Reproduce the full listing below unchanged, apart from the pictures.

## START

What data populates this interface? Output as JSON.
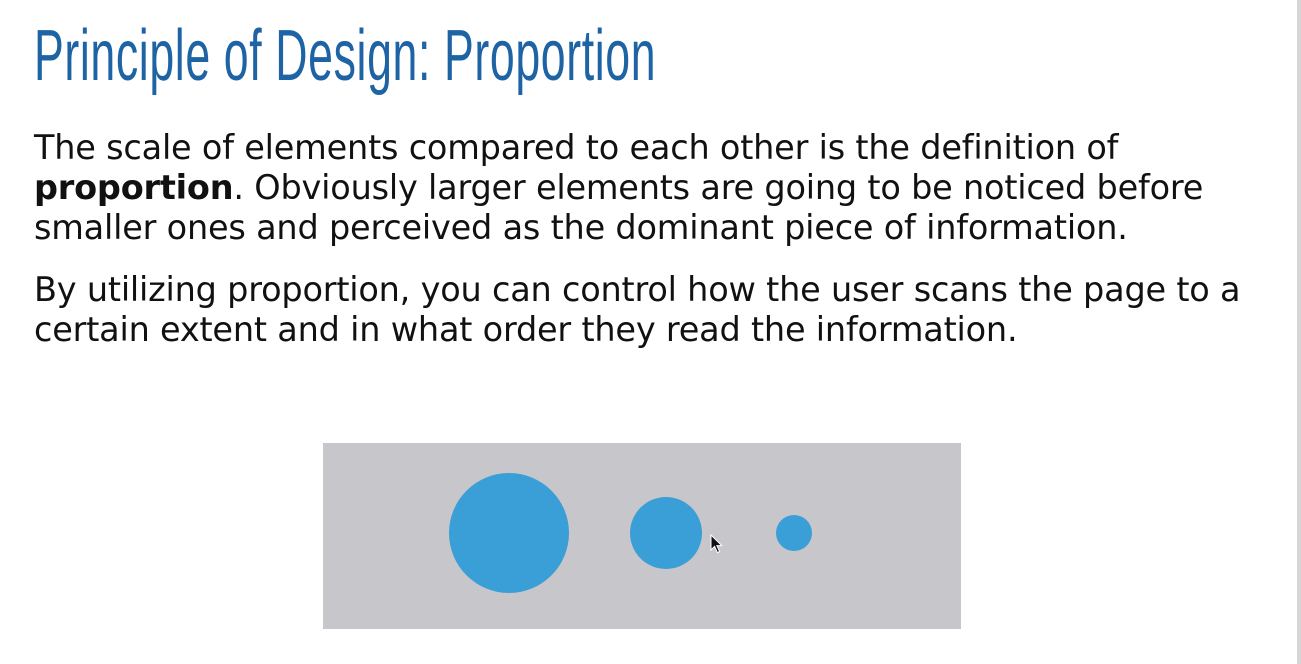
{
  "slide": {
    "title": "Principle of Design: Proportion",
    "paragraph1": {
      "before": "The scale of elements compared to each other is the definition of ",
      "bold": "proportion",
      "after": ". Obviously larger elements are going to be noticed before smaller ones and perceived as the dominant piece of information."
    },
    "paragraph2": "By utilizing proportion, you can control how the user scans the page to a certain extent and in what order they read the information."
  },
  "colors": {
    "title": "#1e63a3",
    "text": "#111111",
    "illustration_bg": "#c7c6ca",
    "circle": "#3a9fd6"
  },
  "illustration": {
    "shapes": [
      "large-circle",
      "medium-circle",
      "small-circle"
    ]
  },
  "icons": [
    "mouse-cursor-icon"
  ]
}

## END

● Task response:
What data populates this interface? Output as JSON.
{
  "slide": {
    "title": "Principle of Design: Proportion",
    "paragraph1": {
      "before": "The scale of elements compared to each other is the definition of ",
      "bold": "proportion",
      "after": ". Obviously larger elements are going to be noticed before smaller ones and perceived as the dominant piece of information."
    },
    "paragraph2": "By utilizing proportion, you can control how the user scans the page to a certain extent and in what order they read the information."
  },
  "colors": {
    "title": "#1e63a3",
    "text": "#111111",
    "illustration_bg": "#c7c6ca",
    "circle": "#3a9fd6"
  },
  "illustration": {
    "shapes": [
      "large-circle",
      "medium-circle",
      "small-circle"
    ]
  },
  "icons": [
    "mouse-cursor-icon"
  ]
}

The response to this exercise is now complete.